▶ [PROVIDED INFORMATION]
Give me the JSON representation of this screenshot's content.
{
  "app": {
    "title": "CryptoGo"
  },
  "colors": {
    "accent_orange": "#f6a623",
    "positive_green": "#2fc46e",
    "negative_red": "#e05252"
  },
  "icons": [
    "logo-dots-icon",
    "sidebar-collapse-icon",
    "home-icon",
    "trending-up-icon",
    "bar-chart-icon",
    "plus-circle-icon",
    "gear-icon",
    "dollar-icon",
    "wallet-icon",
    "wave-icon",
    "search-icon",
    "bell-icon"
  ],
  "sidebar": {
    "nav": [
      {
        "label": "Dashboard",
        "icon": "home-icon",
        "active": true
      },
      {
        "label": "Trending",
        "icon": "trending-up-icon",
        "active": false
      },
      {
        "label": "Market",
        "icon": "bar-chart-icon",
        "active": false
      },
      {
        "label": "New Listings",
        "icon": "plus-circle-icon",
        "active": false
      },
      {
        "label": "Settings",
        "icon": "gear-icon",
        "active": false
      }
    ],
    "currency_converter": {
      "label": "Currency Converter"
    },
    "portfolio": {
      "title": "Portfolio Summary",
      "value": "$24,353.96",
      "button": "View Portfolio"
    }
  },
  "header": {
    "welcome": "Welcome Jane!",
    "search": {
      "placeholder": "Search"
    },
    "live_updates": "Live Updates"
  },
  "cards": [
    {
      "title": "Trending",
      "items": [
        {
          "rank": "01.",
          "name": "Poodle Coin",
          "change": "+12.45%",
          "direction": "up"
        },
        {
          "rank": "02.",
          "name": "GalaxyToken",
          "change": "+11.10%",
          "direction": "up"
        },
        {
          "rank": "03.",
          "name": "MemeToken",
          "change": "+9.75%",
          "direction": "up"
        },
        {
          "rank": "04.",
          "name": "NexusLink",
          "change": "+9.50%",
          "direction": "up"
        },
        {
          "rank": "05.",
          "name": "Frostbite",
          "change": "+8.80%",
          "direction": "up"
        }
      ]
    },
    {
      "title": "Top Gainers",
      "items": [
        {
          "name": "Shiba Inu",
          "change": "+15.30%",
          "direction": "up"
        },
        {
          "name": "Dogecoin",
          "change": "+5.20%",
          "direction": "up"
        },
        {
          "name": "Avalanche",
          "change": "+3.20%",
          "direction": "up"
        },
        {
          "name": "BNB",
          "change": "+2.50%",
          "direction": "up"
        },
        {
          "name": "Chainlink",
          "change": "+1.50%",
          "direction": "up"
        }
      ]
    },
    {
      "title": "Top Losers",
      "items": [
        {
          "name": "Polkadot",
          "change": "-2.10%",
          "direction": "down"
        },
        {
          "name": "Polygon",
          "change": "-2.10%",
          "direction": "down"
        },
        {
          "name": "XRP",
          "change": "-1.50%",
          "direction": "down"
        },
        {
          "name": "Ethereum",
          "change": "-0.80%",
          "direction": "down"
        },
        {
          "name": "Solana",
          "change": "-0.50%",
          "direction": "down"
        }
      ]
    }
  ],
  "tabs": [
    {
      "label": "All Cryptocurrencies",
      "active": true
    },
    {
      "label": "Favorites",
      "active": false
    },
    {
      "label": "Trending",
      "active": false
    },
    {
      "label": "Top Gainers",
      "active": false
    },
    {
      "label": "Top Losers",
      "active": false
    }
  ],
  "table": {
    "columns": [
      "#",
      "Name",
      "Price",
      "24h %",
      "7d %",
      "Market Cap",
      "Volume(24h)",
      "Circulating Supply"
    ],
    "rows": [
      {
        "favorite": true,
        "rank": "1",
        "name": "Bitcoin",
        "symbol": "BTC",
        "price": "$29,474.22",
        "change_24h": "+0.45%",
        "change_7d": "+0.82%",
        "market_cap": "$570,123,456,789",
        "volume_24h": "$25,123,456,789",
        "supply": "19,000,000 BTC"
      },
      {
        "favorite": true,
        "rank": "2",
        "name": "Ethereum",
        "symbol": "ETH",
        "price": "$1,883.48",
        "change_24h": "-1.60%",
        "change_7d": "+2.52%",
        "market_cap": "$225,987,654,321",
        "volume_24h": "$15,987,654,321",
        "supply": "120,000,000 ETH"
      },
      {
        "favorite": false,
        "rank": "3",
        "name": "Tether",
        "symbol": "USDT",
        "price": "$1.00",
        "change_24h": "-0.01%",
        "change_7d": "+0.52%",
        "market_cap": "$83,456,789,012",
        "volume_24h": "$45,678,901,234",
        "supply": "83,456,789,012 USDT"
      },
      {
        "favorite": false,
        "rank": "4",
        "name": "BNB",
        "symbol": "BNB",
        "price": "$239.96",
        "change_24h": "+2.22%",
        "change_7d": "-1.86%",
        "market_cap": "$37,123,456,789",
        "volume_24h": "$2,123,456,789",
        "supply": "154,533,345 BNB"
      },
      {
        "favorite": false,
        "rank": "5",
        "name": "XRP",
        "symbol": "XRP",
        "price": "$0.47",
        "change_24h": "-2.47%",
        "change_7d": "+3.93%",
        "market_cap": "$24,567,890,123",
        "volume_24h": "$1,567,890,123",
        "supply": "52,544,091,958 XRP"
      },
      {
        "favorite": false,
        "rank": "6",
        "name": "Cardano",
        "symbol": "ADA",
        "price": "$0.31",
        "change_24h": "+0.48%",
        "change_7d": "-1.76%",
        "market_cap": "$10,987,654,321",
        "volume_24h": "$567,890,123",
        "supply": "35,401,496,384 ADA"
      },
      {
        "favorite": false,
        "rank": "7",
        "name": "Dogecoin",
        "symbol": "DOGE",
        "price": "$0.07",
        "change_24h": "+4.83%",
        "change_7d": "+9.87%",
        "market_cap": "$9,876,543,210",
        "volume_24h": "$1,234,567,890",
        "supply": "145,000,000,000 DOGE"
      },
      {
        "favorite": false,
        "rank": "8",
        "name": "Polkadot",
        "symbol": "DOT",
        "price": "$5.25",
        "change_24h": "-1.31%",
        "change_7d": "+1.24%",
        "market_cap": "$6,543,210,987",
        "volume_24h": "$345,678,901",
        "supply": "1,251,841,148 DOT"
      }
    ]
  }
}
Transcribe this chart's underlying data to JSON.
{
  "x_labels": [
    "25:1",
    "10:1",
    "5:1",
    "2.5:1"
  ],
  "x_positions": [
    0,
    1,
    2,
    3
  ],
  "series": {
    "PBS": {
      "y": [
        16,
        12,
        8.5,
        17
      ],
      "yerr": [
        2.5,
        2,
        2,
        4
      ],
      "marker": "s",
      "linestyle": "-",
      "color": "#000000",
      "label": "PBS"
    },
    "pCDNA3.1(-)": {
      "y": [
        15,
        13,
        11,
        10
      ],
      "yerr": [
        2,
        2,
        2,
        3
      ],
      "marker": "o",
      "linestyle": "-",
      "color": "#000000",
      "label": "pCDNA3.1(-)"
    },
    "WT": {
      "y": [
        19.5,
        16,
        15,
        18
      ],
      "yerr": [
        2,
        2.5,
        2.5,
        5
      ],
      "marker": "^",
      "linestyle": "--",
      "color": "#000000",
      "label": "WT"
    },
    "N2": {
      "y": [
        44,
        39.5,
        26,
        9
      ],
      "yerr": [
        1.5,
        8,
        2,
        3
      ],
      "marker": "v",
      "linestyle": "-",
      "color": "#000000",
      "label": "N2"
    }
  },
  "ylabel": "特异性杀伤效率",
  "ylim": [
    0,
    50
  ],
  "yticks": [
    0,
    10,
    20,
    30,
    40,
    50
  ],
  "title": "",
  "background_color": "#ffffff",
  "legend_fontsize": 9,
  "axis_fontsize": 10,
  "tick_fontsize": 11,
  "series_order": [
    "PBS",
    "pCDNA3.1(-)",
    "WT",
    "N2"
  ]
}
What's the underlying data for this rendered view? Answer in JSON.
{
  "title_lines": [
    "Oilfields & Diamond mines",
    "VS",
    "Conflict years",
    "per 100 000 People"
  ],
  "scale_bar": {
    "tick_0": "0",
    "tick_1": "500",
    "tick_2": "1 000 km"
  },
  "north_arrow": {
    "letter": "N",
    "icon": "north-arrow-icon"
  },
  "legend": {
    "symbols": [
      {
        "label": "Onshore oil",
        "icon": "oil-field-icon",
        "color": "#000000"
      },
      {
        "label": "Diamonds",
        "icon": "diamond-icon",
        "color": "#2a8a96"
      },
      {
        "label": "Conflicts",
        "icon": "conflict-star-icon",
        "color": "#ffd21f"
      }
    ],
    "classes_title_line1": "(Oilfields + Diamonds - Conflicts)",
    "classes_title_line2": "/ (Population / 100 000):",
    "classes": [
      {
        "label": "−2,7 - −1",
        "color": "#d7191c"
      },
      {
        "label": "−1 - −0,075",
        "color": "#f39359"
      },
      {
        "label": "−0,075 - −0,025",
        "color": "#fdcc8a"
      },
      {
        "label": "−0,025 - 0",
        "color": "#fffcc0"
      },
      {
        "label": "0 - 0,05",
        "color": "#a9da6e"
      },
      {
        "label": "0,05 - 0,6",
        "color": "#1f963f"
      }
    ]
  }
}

▶ [WRITTEN PROBLEM] Report how many lines above hold the string "Conflicts", giving nothing but the number.

▶ [RESPONSE TO THIS TASK] 2